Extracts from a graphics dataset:
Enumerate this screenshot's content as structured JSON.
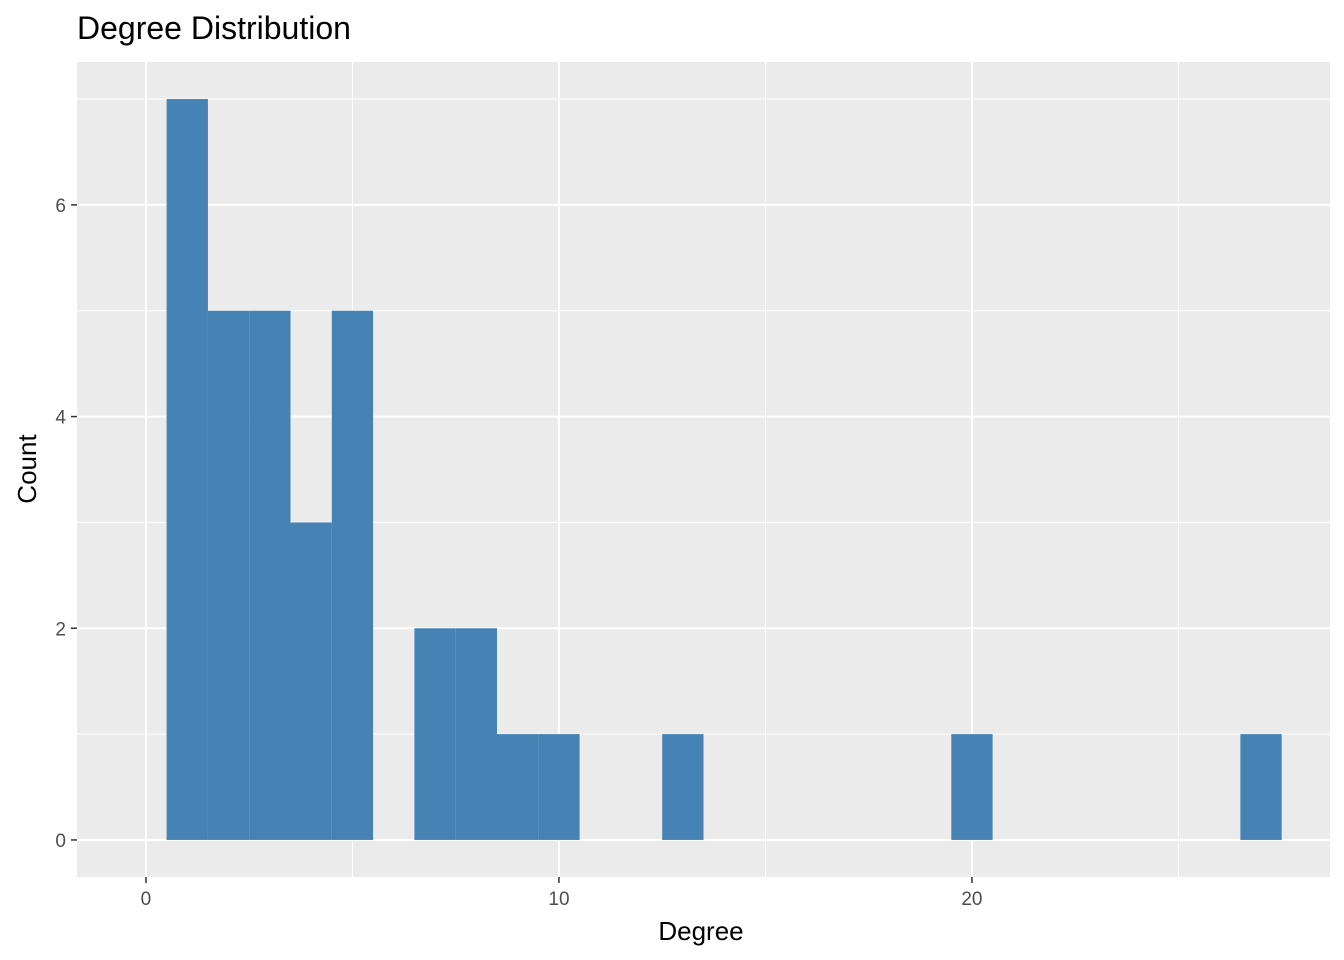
{
  "chart_data": {
    "type": "bar",
    "title": "Degree Distribution",
    "xlabel": "Degree",
    "ylabel": "Count",
    "xlim": [
      -1.67,
      28.67
    ],
    "ylim": [
      -0.35,
      7.35
    ],
    "x_ticks": [
      0,
      10,
      20
    ],
    "x_tick_labels": [
      "0",
      "10",
      "20"
    ],
    "x_minor_ticks": [
      5,
      15,
      25
    ],
    "y_ticks": [
      0,
      2,
      4,
      6
    ],
    "y_tick_labels": [
      "0",
      "2",
      "4",
      "6"
    ],
    "y_minor_ticks": [
      1,
      3,
      5,
      7
    ],
    "grid": true,
    "bin_width": 1,
    "bins": [
      {
        "x": 1,
        "count": 7
      },
      {
        "x": 2,
        "count": 5
      },
      {
        "x": 3,
        "count": 5
      },
      {
        "x": 4,
        "count": 3
      },
      {
        "x": 5,
        "count": 5
      },
      {
        "x": 6,
        "count": 0
      },
      {
        "x": 7,
        "count": 2
      },
      {
        "x": 8,
        "count": 2
      },
      {
        "x": 9,
        "count": 1
      },
      {
        "x": 10,
        "count": 1
      },
      {
        "x": 11,
        "count": 0
      },
      {
        "x": 12,
        "count": 0
      },
      {
        "x": 13,
        "count": 1
      },
      {
        "x": 14,
        "count": 0
      },
      {
        "x": 15,
        "count": 0
      },
      {
        "x": 16,
        "count": 0
      },
      {
        "x": 17,
        "count": 0
      },
      {
        "x": 18,
        "count": 0
      },
      {
        "x": 19,
        "count": 0
      },
      {
        "x": 20,
        "count": 1
      },
      {
        "x": 21,
        "count": 0
      },
      {
        "x": 22,
        "count": 0
      },
      {
        "x": 23,
        "count": 0
      },
      {
        "x": 24,
        "count": 0
      },
      {
        "x": 25,
        "count": 0
      },
      {
        "x": 26,
        "count": 0
      },
      {
        "x": 27,
        "count": 1
      }
    ],
    "colors": {
      "bar": "#4682b4",
      "panel": "#ebebeb",
      "grid": "#ffffff",
      "tick": "#333333"
    }
  }
}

Task objective:
Please set down each line of the data above exactly as written, without the pictures.

Completed exercise:
Enumerate this screenshot's content as structured JSON.
{
  "chart_data": {
    "type": "bar",
    "title": "Degree Distribution",
    "xlabel": "Degree",
    "ylabel": "Count",
    "xlim": [
      -1.67,
      28.67
    ],
    "ylim": [
      -0.35,
      7.35
    ],
    "x_ticks": [
      0,
      10,
      20
    ],
    "x_tick_labels": [
      "0",
      "10",
      "20"
    ],
    "x_minor_ticks": [
      5,
      15,
      25
    ],
    "y_ticks": [
      0,
      2,
      4,
      6
    ],
    "y_tick_labels": [
      "0",
      "2",
      "4",
      "6"
    ],
    "y_minor_ticks": [
      1,
      3,
      5,
      7
    ],
    "grid": true,
    "bin_width": 1,
    "bins": [
      {
        "x": 1,
        "count": 7
      },
      {
        "x": 2,
        "count": 5
      },
      {
        "x": 3,
        "count": 5
      },
      {
        "x": 4,
        "count": 3
      },
      {
        "x": 5,
        "count": 5
      },
      {
        "x": 6,
        "count": 0
      },
      {
        "x": 7,
        "count": 2
      },
      {
        "x": 8,
        "count": 2
      },
      {
        "x": 9,
        "count": 1
      },
      {
        "x": 10,
        "count": 1
      },
      {
        "x": 11,
        "count": 0
      },
      {
        "x": 12,
        "count": 0
      },
      {
        "x": 13,
        "count": 1
      },
      {
        "x": 14,
        "count": 0
      },
      {
        "x": 15,
        "count": 0
      },
      {
        "x": 16,
        "count": 0
      },
      {
        "x": 17,
        "count": 0
      },
      {
        "x": 18,
        "count": 0
      },
      {
        "x": 19,
        "count": 0
      },
      {
        "x": 20,
        "count": 1
      },
      {
        "x": 21,
        "count": 0
      },
      {
        "x": 22,
        "count": 0
      },
      {
        "x": 23,
        "count": 0
      },
      {
        "x": 24,
        "count": 0
      },
      {
        "x": 25,
        "count": 0
      },
      {
        "x": 26,
        "count": 0
      },
      {
        "x": 27,
        "count": 1
      }
    ],
    "colors": {
      "bar": "#4682b4",
      "panel": "#ebebeb",
      "grid": "#ffffff",
      "tick": "#333333"
    }
  }
}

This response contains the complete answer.